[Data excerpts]
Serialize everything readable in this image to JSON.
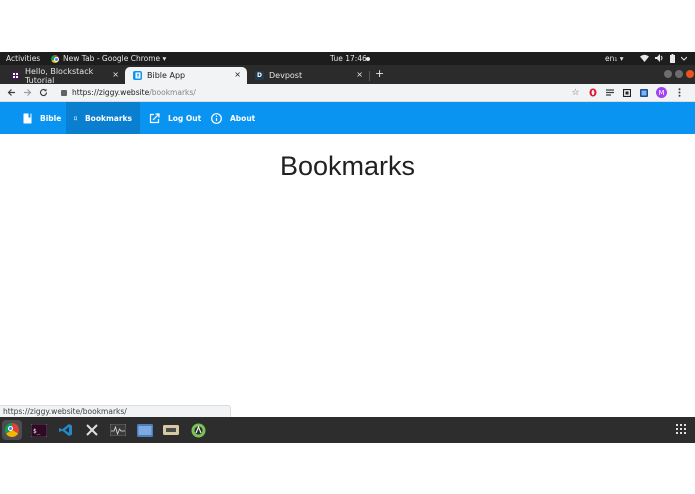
{
  "system_bar": {
    "activities": "Activities",
    "app_menu": "New Tab - Google Chrome ▾",
    "clock": "Tue 17:46",
    "language": "en₁ ▾"
  },
  "tabs": [
    {
      "title": "Hello, Blockstack Tutorial",
      "close": "×",
      "favicon": "blockstack-icon",
      "favicon_color": "#3f1d4d"
    },
    {
      "title": "Bible App",
      "close": "×",
      "favicon": "bible-icon",
      "favicon_color": "#0a94f2"
    },
    {
      "title": "Devpost",
      "close": "×",
      "favicon": "devpost-icon",
      "favicon_color": "#203b4f",
      "letter": "D"
    }
  ],
  "new_tab": "+",
  "address_bar": {
    "host": "https://ziggy.website",
    "path": "/bookmarks/"
  },
  "profile_letter": "M",
  "app_nav": {
    "items": [
      {
        "label": "Bible",
        "icon": "book-icon"
      },
      {
        "label": "Bookmarks",
        "icon": "bookmark-icon",
        "active": true
      },
      {
        "label": "Log Out",
        "icon": "external-link-icon"
      },
      {
        "label": "About",
        "icon": "info-icon"
      }
    ]
  },
  "page": {
    "title": "Bookmarks"
  },
  "status_url": "https://ziggy.website/bookmarks/",
  "dock_apps": [
    "chrome-icon",
    "terminal-icon",
    "vscode-icon",
    "tools-icon",
    "system-monitor-icon",
    "files-icon",
    "storage-icon",
    "android-studio-icon"
  ],
  "colors": {
    "app_nav": "#0a94f2",
    "app_nav_active": "#0a7fd0",
    "ubuntu_orange": "#e95420"
  }
}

* [PROBLEM DETAILS] All of the records need repeating exactly, except for the pictures.

* [RESPONSE TO THE TASK]
Serialize everything readable in this image to JSON.
{
  "system_bar": {
    "activities": "Activities",
    "app_menu": "New Tab - Google Chrome ▾",
    "clock": "Tue 17:46",
    "language": "en₁ ▾"
  },
  "tabs": [
    {
      "title": "Hello, Blockstack Tutorial",
      "close": "×",
      "favicon": "blockstack-icon",
      "favicon_color": "#3f1d4d"
    },
    {
      "title": "Bible App",
      "close": "×",
      "favicon": "bible-icon",
      "favicon_color": "#0a94f2"
    },
    {
      "title": "Devpost",
      "close": "×",
      "favicon": "devpost-icon",
      "favicon_color": "#203b4f",
      "letter": "D"
    }
  ],
  "new_tab": "+",
  "address_bar": {
    "host": "https://ziggy.website",
    "path": "/bookmarks/"
  },
  "profile_letter": "M",
  "app_nav": {
    "items": [
      {
        "label": "Bible",
        "icon": "book-icon"
      },
      {
        "label": "Bookmarks",
        "icon": "bookmark-icon",
        "active": true
      },
      {
        "label": "Log Out",
        "icon": "external-link-icon"
      },
      {
        "label": "About",
        "icon": "info-icon"
      }
    ]
  },
  "page": {
    "title": "Bookmarks"
  },
  "status_url": "https://ziggy.website/bookmarks/",
  "dock_apps": [
    "chrome-icon",
    "terminal-icon",
    "vscode-icon",
    "tools-icon",
    "system-monitor-icon",
    "files-icon",
    "storage-icon",
    "android-studio-icon"
  ],
  "colors": {
    "app_nav": "#0a94f2",
    "app_nav_active": "#0a7fd0",
    "ubuntu_orange": "#e95420"
  }
}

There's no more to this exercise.